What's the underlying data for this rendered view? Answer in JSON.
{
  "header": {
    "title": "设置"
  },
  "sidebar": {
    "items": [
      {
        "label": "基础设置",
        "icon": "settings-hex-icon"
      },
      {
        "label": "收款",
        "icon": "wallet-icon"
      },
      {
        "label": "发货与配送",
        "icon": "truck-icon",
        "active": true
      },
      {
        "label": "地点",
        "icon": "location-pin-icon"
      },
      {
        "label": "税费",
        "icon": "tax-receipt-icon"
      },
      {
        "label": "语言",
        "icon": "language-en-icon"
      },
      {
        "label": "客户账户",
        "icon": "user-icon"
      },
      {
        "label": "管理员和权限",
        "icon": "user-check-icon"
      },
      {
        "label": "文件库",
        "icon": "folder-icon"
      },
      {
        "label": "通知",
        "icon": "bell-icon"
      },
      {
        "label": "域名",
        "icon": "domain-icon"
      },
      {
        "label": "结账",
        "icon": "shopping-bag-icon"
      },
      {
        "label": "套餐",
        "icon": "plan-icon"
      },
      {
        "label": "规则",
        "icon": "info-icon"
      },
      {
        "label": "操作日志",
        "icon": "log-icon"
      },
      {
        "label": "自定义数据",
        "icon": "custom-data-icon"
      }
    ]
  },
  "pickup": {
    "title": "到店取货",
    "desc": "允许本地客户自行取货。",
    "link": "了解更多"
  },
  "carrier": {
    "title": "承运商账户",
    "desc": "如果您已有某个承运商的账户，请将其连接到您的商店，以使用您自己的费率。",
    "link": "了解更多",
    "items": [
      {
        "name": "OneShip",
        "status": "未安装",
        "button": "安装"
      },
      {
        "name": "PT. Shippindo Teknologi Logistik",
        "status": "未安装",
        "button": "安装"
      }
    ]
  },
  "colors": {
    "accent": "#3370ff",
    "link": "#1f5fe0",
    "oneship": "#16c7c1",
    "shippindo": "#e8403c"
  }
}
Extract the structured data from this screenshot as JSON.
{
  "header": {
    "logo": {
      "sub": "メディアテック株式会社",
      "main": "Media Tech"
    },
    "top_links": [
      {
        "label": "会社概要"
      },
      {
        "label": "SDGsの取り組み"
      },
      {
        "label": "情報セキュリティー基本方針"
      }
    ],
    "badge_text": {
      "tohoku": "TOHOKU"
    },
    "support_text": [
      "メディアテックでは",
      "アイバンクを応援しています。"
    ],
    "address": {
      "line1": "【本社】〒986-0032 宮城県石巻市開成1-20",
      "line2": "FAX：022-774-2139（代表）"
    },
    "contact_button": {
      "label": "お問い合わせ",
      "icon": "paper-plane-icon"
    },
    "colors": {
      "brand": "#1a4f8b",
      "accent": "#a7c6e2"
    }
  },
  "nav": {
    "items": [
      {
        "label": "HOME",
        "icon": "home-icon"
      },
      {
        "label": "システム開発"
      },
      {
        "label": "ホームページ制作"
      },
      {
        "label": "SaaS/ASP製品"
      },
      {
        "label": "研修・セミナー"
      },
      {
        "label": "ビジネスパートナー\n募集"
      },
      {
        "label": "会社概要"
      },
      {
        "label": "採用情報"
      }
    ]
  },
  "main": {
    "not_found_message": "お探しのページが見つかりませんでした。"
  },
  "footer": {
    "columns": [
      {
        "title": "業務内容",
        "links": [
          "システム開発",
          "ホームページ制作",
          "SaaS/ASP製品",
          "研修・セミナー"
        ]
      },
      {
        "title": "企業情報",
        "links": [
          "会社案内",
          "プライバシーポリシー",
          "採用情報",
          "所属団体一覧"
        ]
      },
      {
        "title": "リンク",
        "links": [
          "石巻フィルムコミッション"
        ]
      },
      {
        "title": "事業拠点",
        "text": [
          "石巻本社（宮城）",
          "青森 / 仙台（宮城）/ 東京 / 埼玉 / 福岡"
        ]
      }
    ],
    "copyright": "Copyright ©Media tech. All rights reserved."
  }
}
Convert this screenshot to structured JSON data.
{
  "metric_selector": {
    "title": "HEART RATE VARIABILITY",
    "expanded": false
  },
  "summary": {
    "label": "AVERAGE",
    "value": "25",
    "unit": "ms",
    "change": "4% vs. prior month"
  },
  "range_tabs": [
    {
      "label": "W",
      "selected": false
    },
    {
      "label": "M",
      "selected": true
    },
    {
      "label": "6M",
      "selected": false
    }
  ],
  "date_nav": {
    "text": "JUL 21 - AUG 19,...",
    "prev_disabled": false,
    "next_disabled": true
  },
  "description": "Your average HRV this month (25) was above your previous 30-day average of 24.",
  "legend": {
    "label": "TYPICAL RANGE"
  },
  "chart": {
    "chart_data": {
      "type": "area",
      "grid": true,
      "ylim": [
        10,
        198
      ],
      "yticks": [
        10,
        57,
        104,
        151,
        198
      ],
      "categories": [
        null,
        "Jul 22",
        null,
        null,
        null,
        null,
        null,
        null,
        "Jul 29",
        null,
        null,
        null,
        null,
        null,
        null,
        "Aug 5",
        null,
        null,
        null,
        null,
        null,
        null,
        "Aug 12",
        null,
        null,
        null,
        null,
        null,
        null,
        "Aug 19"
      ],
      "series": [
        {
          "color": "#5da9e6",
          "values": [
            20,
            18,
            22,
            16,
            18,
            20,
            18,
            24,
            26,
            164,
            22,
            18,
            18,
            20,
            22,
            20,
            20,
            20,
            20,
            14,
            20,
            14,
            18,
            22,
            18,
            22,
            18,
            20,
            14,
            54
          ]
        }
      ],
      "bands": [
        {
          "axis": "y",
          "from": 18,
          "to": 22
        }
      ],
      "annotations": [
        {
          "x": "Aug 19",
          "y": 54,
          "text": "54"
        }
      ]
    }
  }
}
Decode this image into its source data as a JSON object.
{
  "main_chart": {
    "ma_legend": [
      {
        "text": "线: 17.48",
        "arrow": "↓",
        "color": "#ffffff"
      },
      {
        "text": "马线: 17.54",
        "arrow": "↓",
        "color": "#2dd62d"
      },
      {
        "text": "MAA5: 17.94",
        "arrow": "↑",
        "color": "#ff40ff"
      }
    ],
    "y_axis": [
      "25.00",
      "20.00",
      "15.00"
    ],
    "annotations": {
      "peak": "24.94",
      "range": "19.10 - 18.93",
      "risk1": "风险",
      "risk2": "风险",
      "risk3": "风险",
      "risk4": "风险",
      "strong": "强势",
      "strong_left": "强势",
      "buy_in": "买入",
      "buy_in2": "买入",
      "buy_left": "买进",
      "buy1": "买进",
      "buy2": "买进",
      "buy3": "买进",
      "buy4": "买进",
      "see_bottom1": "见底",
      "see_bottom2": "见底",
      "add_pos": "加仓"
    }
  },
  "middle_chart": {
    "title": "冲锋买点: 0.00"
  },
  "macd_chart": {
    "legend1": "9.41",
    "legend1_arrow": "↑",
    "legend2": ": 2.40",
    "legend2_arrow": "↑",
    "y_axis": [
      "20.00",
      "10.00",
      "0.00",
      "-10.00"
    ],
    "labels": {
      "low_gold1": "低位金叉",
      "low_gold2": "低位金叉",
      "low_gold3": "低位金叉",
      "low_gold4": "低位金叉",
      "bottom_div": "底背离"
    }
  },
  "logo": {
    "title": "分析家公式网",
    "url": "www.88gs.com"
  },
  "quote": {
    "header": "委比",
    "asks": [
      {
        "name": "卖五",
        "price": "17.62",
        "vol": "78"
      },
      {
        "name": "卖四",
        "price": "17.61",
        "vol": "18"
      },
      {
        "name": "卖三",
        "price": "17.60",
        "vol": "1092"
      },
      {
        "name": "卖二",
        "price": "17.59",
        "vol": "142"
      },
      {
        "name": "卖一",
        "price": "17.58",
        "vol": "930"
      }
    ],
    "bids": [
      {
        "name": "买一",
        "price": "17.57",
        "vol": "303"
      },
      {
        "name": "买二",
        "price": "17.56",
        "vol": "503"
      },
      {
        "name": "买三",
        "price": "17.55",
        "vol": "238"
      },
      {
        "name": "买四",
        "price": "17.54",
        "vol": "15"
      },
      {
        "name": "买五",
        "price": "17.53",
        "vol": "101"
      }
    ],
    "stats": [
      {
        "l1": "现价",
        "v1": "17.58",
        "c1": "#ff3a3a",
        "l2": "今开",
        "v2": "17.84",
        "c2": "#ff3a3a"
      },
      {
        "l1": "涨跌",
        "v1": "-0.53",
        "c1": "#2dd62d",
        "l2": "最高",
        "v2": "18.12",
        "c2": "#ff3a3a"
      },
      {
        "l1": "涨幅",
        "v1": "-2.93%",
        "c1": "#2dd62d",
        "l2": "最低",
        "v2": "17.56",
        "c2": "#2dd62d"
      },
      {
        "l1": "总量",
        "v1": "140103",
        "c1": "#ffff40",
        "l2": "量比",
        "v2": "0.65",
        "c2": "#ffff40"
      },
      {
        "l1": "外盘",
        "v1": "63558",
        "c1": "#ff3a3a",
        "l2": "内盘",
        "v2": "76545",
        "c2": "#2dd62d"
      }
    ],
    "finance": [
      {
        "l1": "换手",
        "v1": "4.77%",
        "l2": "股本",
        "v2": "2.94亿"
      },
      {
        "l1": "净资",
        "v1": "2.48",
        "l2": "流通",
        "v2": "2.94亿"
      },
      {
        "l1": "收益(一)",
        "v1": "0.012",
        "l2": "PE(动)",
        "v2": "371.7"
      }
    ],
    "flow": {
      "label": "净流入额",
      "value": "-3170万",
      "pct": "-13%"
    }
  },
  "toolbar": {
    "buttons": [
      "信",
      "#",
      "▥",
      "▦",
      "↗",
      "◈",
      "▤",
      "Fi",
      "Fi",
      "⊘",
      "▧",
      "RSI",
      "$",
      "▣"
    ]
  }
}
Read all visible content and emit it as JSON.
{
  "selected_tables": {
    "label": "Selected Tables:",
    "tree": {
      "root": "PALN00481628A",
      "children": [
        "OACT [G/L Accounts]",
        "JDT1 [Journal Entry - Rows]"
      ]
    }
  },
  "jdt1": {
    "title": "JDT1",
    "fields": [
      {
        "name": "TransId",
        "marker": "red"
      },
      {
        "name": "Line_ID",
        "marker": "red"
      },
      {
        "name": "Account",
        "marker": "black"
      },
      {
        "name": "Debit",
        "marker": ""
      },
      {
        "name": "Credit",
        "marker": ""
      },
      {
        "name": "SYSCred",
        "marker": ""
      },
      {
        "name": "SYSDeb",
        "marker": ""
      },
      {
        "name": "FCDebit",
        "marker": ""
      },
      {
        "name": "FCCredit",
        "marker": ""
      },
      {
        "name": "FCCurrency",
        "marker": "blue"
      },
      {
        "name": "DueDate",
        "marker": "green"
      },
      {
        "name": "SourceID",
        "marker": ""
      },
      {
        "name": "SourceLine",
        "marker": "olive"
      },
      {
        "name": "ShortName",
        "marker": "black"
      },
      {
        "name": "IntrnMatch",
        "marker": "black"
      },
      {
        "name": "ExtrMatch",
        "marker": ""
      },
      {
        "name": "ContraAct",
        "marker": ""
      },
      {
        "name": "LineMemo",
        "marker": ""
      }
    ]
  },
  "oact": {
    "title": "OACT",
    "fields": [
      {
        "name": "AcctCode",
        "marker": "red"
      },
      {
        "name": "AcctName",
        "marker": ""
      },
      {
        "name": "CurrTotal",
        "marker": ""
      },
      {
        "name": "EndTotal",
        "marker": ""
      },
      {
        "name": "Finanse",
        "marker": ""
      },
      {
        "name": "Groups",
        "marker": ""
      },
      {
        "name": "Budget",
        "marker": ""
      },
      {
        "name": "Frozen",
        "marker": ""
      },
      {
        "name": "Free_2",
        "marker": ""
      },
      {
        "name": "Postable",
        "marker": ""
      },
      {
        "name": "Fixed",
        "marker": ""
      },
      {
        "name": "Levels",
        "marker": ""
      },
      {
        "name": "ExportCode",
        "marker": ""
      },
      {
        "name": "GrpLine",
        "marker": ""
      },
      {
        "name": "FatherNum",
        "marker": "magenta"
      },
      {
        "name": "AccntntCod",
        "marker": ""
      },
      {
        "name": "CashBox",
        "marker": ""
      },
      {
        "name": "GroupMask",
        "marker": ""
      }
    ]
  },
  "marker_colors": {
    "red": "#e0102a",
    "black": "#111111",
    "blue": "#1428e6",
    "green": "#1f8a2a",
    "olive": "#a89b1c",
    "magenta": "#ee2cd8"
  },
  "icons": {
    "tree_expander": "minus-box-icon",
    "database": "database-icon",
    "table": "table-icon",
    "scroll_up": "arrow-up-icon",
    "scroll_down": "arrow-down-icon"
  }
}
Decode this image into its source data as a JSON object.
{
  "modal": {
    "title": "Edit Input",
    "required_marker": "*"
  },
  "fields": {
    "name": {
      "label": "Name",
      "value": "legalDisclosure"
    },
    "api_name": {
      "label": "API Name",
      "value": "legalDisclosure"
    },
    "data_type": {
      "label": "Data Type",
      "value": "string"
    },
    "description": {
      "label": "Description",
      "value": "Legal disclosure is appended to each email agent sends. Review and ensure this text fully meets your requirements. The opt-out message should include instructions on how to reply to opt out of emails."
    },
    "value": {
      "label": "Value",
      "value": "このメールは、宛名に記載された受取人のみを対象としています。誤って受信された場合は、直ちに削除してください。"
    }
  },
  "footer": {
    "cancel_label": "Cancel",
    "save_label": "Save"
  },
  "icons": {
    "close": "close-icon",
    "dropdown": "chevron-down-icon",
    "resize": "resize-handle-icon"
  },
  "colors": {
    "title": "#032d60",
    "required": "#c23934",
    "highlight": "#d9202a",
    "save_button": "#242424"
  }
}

* * * * * * * * *

Requirements:
Find and copy each line above that includes the string "from".

Problem solution:
Extract the structured data from this screenshot as JSON.
          "from": 18,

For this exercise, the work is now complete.